Begin RECORDS FOR THE EXERCISE

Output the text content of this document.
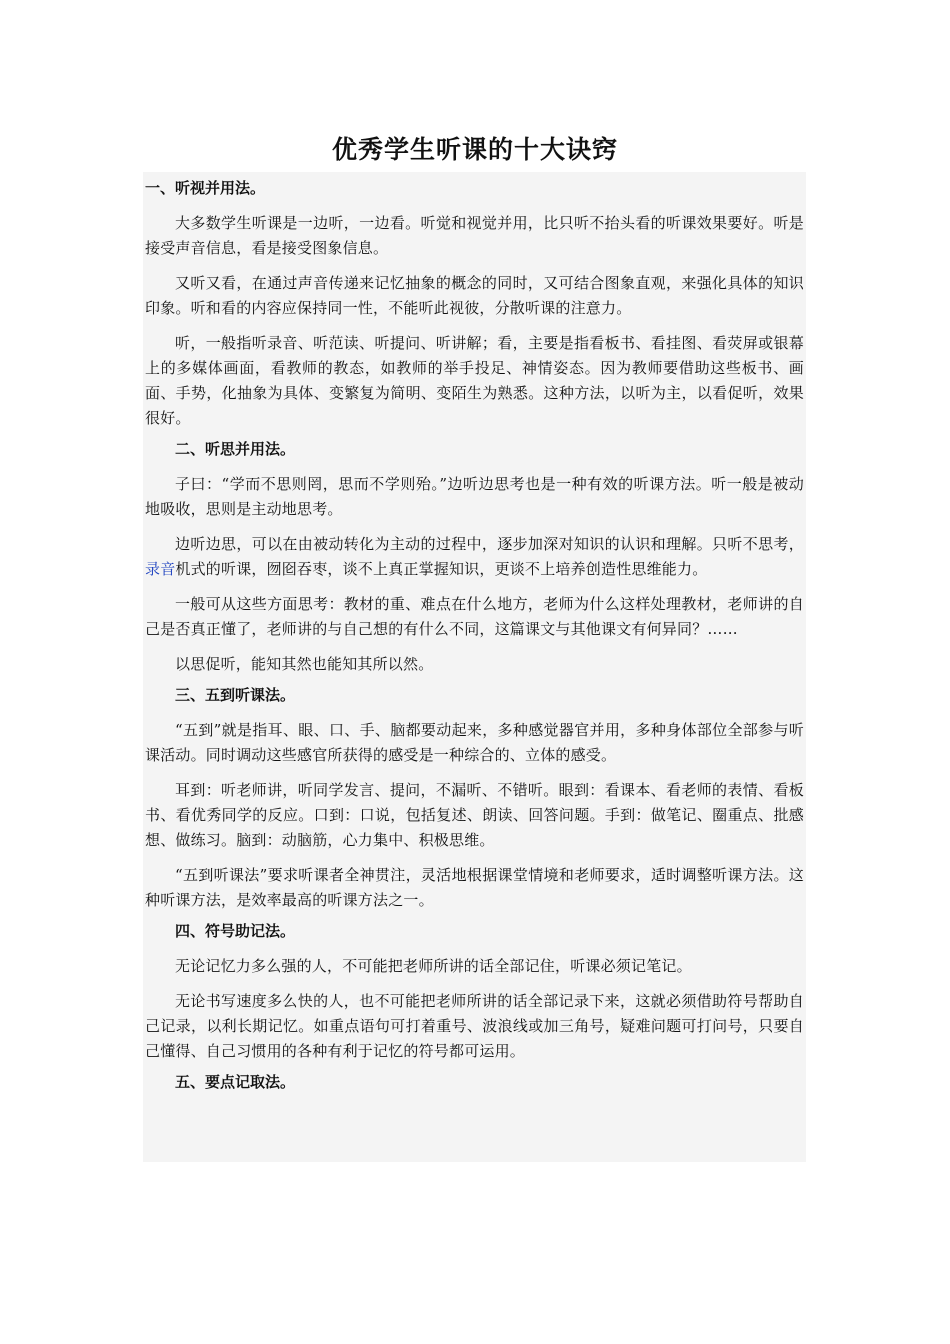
优秀学生听课的十大诀窍
一、听视并用法。

大多数学生听课是一边听，一边看。听觉和视觉并用，比只听不抬头看的听课效果要好。听是接受声音信息，看是接受图象信息。

又听又看，在通过声音传递来记忆抽象的概念的同时，又可结合图象直观，来强化具体的知识印象。听和看的内容应保持同一性，不能听此视彼，分散听课的注意力。

听，一般指听录音、听范读、听提问、听讲解；看，主要是指看板书、看挂图、看荧屏或银幕上的多媒体画面，看教师的教态，如教师的举手投足、神情姿态。因为教师要借助这些板书、画面、手势，化抽象为具体、变繁复为简明、变陌生为熟悉。这种方法，以听为主，以看促听，效果很好。

二、听思并用法。

子曰：“学而不思则罔，思而不学则殆。”边听边思考也是一种有效的听课方法。听一般是被动地吸收，思则是主动地思考。

边听边思，可以在由被动转化为主动的过程中，逐步加深对知识的认识和理解。只听不思考，录音机式的听课，囫囵吞枣，谈不上真正掌握知识，更谈不上培养创造性思维能力。

一般可从这些方面思考：教材的重、难点在什么地方，老师为什么这样处理教材，老师讲的自己是否真正懂了，老师讲的与自己想的有什么不同，这篇课文与其他课文有何异同？……

以思促听，能知其然也能知其所以然。

三、五到听课法。

“五到”就是指耳、眼、口、手、脑都要动起来，多种感觉器官并用，多种身体部位全部参与听课活动。同时调动这些感官所获得的感受是一种综合的、立体的感受。

耳到：听老师讲，听同学发言、提问，不漏听、不错听。眼到：看课本、看老师的表情、看板书、看优秀同学的反应。口到：口说，包括复述、朗读、回答问题。手到：做笔记、圈重点、批感想、做练习。脑到：动脑筋，心力集中、积极思维。

“五到听课法”要求听课者全神贯注，灵活地根据课堂情境和老师要求，适时调整听课方法。这种听课方法，是效率最高的听课方法之一。

四、符号助记法。

无论记忆力多么强的人，不可能把老师所讲的话全部记住，听课必须记笔记。

无论书写速度多么快的人，也不可能把老师所讲的话全部记录下来，这就必须借助符号帮助自己记录，以利长期记忆。如重点语句可打着重号、波浪线或加三角号，疑难问题可打问号，只要自己懂得、自己习惯用的各种有利于记忆的符号都可运用。

五、要点记取法。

End RECORDS FOR THE EXERCISE

PROBLEM TO WORK ON - Take the records above and transcribe them exactly, dropping every picture.

PROBLEM SOLUTION -
Output the text content of this document.
优秀学生听课的十大诀窍
一、听视并用法。

大多数学生听课是一边听，一边看。听觉和视觉并用，比只听不抬头看的听课效果要好。听是接受声音信息，看是接受图象信息。

又听又看，在通过声音传递来记忆抽象的概念的同时，又可结合图象直观，来强化具体的知识印象。听和看的内容应保持同一性，不能听此视彼，分散听课的注意力。

听，一般指听录音、听范读、听提问、听讲解；看，主要是指看板书、看挂图、看荧屏或银幕上的多媒体画面，看教师的教态，如教师的举手投足、神情姿态。因为教师要借助这些板书、画面、手势，化抽象为具体、变繁复为简明、变陌生为熟悉。这种方法，以听为主，以看促听，效果很好。

二、听思并用法。

子曰：“学而不思则罔，思而不学则殆。”边听边思考也是一种有效的听课方法。听一般是被动地吸收，思则是主动地思考。

边听边思，可以在由被动转化为主动的过程中，逐步加深对知识的认识和理解。只听不思考，录音机式的听课，囫囵吞枣，谈不上真正掌握知识，更谈不上培养创造性思维能力。

一般可从这些方面思考：教材的重、难点在什么地方，老师为什么这样处理教材，老师讲的自己是否真正懂了，老师讲的与自己想的有什么不同，这篇课文与其他课文有何异同？……

以思促听，能知其然也能知其所以然。

三、五到听课法。

“五到”就是指耳、眼、口、手、脑都要动起来，多种感觉器官并用，多种身体部位全部参与听课活动。同时调动这些感官所获得的感受是一种综合的、立体的感受。

耳到：听老师讲，听同学发言、提问，不漏听、不错听。眼到：看课本、看老师的表情、看板书、看优秀同学的反应。口到：口说，包括复述、朗读、回答问题。手到：做笔记、圈重点、批感想、做练习。脑到：动脑筋，心力集中、积极思维。

“五到听课法”要求听课者全神贯注，灵活地根据课堂情境和老师要求，适时调整听课方法。这种听课方法，是效率最高的听课方法之一。

四、符号助记法。

无论记忆力多么强的人，不可能把老师所讲的话全部记住，听课必须记笔记。

无论书写速度多么快的人，也不可能把老师所讲的话全部记录下来，这就必须借助符号帮助自己记录，以利长期记忆。如重点语句可打着重号、波浪线或加三角号，疑难问题可打问号，只要自己懂得、自己习惯用的各种有利于记忆的符号都可运用。

五、要点记取法。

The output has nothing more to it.